— START OF Data extract —

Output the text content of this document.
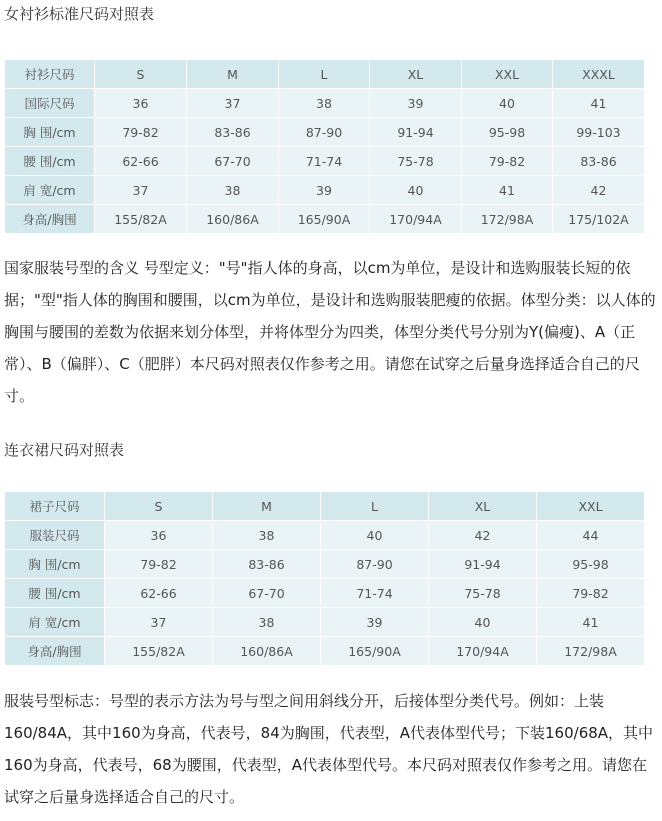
女衬衫标准尺码对照表
衬衫尺码	S	M	L	XL	XXL	XXXL
国际尺码	36	37	38	39	40	41
胸 围/cm	79-82	83-86	87-90	91-94	95-98	99-103
腰 围/cm	62-66	67-70	71-74	75-78	79-82	83-86
肩 宽/cm	37	38	39	40	41	42
身高/胸围	155/82A	160/86A	165/90A	170/94A	172/98A	175/102A

国家服装号型的含义 号型定义："号"指人体的身高，以cm为单位，是设计和选购服装长短的依据；"型"指人体的胸围和腰围，以cm为单位，是设计和选购服装肥瘦的依据。体型分类：以人体的胸围与腰围的差数为依据来划分体型，并将体型分为四类，体型分类代号分别为Y(偏瘦)、A（正常）、B（偏胖）、C（肥胖）本尺码对照表仅作参考之用。请您在试穿之后量身选择适合自己的尺寸。

连衣裙尺码对照表
裙子尺码	S	M	L	XL	XXL
服装尺码	36	38	40	42	44
胸 围/cm	79-82	83-86	87-90	91-94	95-98
腰 围/cm	62-66	67-70	71-74	75-78	79-82
肩 宽/cm	37	38	39	40	41
身高/胸围	155/82A	160/86A	165/90A	170/94A	172/98A

服装号型标志：号型的表示方法为号与型之间用斜线分开，后接体型分类代号。例如：上装160/84A，其中160为身高，代表号，84为胸围，代表型，A代表体型代号；下装160/68A，其中160为身高，代表号，68为腰围，代表型，A代表体型代号。本尺码对照表仅作参考之用。请您在试穿之后量身选择适合自己的尺寸。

— END OF Data extract —

Pictures in the records above are left out; print everything else exactly as written.

Output the text content of this document.
女衬衫标准尺码对照表
衬衫尺码	S	M	L	XL	XXL	XXXL
国际尺码	36	37	38	39	40	41
胸 围/cm	79-82	83-86	87-90	91-94	95-98	99-103
腰 围/cm	62-66	67-70	71-74	75-78	79-82	83-86
肩 宽/cm	37	38	39	40	41	42
身高/胸围	155/82A	160/86A	165/90A	170/94A	172/98A	175/102A

国家服装号型的含义 号型定义："号"指人体的身高，以cm为单位，是设计和选购服装长短的依据；"型"指人体的胸围和腰围，以cm为单位，是设计和选购服装肥瘦的依据。体型分类：以人体的胸围与腰围的差数为依据来划分体型，并将体型分为四类，体型分类代号分别为Y(偏瘦)、A（正常）、B（偏胖）、C（肥胖）本尺码对照表仅作参考之用。请您在试穿之后量身选择适合自己的尺寸。

连衣裙尺码对照表
裙子尺码	S	M	L	XL	XXL
服装尺码	36	38	40	42	44
胸 围/cm	79-82	83-86	87-90	91-94	95-98
腰 围/cm	62-66	67-70	71-74	75-78	79-82
肩 宽/cm	37	38	39	40	41
身高/胸围	155/82A	160/86A	165/90A	170/94A	172/98A

服装号型标志：号型的表示方法为号与型之间用斜线分开，后接体型分类代号。例如：上装160/84A，其中160为身高，代表号，84为胸围，代表型，A代表体型代号；下装160/68A，其中160为身高，代表号，68为腰围，代表型，A代表体型代号。本尺码对照表仅作参考之用。请您在试穿之后量身选择适合自己的尺寸。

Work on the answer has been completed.